From the listing below, pull out every line where the string "altre" appears.
## START Records provided
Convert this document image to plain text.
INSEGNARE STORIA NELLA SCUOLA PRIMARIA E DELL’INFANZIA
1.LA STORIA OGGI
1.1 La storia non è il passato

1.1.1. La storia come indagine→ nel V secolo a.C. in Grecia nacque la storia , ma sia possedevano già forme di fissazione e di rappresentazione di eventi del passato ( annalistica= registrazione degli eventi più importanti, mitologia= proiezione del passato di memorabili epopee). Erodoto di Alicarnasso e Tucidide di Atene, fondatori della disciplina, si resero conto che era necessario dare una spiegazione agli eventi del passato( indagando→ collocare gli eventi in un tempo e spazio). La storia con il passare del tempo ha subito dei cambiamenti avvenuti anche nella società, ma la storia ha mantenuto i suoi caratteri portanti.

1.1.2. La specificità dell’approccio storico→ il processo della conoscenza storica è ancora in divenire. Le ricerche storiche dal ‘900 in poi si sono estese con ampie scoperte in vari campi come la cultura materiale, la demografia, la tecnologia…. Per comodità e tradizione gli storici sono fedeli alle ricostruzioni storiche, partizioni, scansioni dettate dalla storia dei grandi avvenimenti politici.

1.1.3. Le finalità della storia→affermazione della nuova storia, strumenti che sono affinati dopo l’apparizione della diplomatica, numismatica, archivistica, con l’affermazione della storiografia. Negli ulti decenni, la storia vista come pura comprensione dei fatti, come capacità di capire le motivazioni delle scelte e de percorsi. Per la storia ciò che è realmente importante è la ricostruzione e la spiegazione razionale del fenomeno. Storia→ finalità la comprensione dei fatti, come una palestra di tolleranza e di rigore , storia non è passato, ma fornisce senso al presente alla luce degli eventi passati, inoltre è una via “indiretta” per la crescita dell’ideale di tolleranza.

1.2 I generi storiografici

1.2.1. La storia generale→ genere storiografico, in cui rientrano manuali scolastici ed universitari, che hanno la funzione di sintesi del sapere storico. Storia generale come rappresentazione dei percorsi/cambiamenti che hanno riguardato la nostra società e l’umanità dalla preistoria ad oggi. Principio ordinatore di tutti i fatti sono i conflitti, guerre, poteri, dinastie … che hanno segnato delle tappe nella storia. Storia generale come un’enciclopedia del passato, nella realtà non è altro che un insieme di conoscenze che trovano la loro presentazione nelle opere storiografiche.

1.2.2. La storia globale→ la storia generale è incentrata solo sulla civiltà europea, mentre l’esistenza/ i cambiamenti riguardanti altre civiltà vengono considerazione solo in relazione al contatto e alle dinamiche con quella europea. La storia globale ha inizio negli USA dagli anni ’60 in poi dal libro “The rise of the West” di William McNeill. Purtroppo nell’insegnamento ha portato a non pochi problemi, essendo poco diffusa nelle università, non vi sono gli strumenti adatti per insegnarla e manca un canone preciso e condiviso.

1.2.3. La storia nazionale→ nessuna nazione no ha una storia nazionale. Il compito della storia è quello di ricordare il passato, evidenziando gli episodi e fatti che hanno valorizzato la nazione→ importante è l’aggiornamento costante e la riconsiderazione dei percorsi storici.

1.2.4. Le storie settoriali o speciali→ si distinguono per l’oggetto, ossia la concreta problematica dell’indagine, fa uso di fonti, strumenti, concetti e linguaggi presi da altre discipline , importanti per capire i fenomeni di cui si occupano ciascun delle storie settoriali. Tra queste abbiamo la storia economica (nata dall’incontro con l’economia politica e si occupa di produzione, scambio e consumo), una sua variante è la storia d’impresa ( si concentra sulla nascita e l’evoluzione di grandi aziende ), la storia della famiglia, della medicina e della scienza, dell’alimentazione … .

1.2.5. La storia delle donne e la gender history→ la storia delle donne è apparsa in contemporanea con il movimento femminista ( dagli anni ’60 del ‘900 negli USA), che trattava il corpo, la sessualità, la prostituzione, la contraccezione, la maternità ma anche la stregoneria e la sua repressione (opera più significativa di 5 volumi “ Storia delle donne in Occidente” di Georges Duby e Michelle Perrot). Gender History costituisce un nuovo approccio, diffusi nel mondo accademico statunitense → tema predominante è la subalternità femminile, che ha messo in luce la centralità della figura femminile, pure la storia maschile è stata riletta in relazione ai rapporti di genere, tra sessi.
## END Records provided
## Response below
1.2.2. La storia globale→ la storia generale è incentrata solo sulla civiltà europea, mentre l’esistenza/ i cambiamenti riguardanti altre civiltà vengono considerazione solo in relazione al contatto e alle dinamiche con quella europea. La storia globale ha inizio negli USA dagli anni ’60 in poi dal libro “The rise of the West” di William McNeill. Purtroppo nell’insegnamento ha portato a non pochi problemi, essendo poco diffusa nelle università, non vi sono gli strumenti adatti per insegnarla e manca un canone preciso e condiviso.
1.2.4. Le storie settoriali o speciali→ si distinguono per l’oggetto, ossia la concreta problematica dell’indagine, fa uso di fonti, strumenti, concetti e linguaggi presi da altre discipline , importanti per capire i fenomeni di cui si occupano ciascun delle storie settoriali. Tra queste abbiamo la storia economica (nata dall’incontro con l’economia politica e si occupa di produzione, scambio e consumo), una sua variante è la storia d’impresa ( si concentra sulla nascita e l’evoluzione di grandi aziende ), la storia della famiglia, della medicina e della scienza, dell’alimentazione … .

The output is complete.